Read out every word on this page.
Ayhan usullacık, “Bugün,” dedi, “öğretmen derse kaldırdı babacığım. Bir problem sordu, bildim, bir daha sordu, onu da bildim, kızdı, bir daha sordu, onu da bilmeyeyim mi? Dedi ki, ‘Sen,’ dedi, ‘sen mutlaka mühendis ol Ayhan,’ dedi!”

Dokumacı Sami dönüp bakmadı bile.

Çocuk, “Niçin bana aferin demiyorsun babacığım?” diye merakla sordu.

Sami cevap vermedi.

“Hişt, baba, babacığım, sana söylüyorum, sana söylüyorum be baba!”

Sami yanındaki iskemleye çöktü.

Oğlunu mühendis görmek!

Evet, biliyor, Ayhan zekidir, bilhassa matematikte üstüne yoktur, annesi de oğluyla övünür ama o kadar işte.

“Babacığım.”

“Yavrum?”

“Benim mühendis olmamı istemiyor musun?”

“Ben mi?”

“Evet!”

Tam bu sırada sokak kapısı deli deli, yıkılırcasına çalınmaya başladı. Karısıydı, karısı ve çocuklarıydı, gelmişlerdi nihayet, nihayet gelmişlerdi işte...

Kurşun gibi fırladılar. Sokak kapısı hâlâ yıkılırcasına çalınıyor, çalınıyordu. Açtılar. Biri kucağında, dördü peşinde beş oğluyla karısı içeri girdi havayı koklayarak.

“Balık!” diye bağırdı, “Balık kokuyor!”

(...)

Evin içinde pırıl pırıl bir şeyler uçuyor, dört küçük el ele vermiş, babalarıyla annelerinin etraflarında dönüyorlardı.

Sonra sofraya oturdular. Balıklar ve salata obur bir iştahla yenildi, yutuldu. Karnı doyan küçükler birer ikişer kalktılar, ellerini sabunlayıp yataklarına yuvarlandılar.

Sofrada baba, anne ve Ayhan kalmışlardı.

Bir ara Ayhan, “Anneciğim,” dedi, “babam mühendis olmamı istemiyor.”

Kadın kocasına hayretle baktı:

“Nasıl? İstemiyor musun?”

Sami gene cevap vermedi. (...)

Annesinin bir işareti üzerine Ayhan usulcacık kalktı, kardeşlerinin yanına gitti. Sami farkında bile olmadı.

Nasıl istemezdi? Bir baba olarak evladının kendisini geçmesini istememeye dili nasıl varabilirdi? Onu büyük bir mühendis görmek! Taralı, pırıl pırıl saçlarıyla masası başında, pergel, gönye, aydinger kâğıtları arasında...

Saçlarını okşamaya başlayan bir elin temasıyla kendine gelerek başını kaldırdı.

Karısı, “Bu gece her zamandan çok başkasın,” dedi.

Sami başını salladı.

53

────────────────────────────────────────

Work to be completed:
Every record above needs to be copied exactly.

Exercise solution:
Read out every word on this page.
Ayhan usullacık, “Bugün,” dedi, “öğretmen derse kaldırdı babacığım. Bir problem sordu, bildim, bir daha sordu, onu da bildim, kızdı, bir daha sordu, onu da bilmeyeyim mi? Dedi ki, ‘Sen,’ dedi, ‘sen mutlaka mühendis ol Ayhan,’ dedi!”

Dokumacı Sami dönüp bakmadı bile.

Çocuk, “Niçin bana aferin demiyorsun babacığım?” diye merakla sordu.

Sami cevap vermedi.

“Hişt, baba, babacığım, sana söylüyorum, sana söylüyorum be baba!”

Sami yanındaki iskemleye çöktü.

Oğlunu mühendis görmek!

Evet, biliyor, Ayhan zekidir, bilhassa matematikte üstüne yoktur, annesi de oğluyla övünür ama o kadar işte.

“Babacığım.”

“Yavrum?”

“Benim mühendis olmamı istemiyor musun?”

“Ben mi?”

“Evet!”

Tam bu sırada sokak kapısı deli deli, yıkılırcasına çalınmaya başladı. Karısıydı, karısı ve çocuklarıydı, gelmişlerdi nihayet, nihayet gelmişlerdi işte...

Kurşun gibi fırladılar. Sokak kapısı hâlâ yıkılırcasına çalınıyor, çalınıyordu. Açtılar. Biri kucağında, dördü peşinde beş oğluyla karısı içeri girdi havayı koklayarak.

“Balık!” diye bağırdı, “Balık kokuyor!”

(...)

Evin içinde pırıl pırıl bir şeyler uçuyor, dört küçük el ele vermiş, babalarıyla annelerinin etraflarında dönüyorlardı.

Sonra sofraya oturdular. Balıklar ve salata obur bir iştahla yenildi, yutuldu. Karnı doyan küçükler birer ikişer kalktılar, ellerini sabunlayıp yataklarına yuvarlandılar.

Sofrada baba, anne ve Ayhan kalmışlardı.

Bir ara Ayhan, “Anneciğim,” dedi, “babam mühendis olmamı istemiyor.”

Kadın kocasına hayretle baktı:

“Nasıl? İstemiyor musun?”

Sami gene cevap vermedi. (...)

Annesinin bir işareti üzerine Ayhan usulcacık kalktı, kardeşlerinin yanına gitti. Sami farkında bile olmadı.

Nasıl istemezdi? Bir baba olarak evladının kendisini geçmesini istememeye dili nasıl varabilirdi? Onu büyük bir mühendis görmek! Taralı, pırıl pırıl saçlarıyla masası başında, pergel, gönye, aydinger kâğıtları arasında...

Saçlarını okşamaya başlayan bir elin temasıyla kendine gelerek başını kaldırdı.

Karısı, “Bu gece her zamandan çok başkasın,” dedi.

Sami başını salladı.

53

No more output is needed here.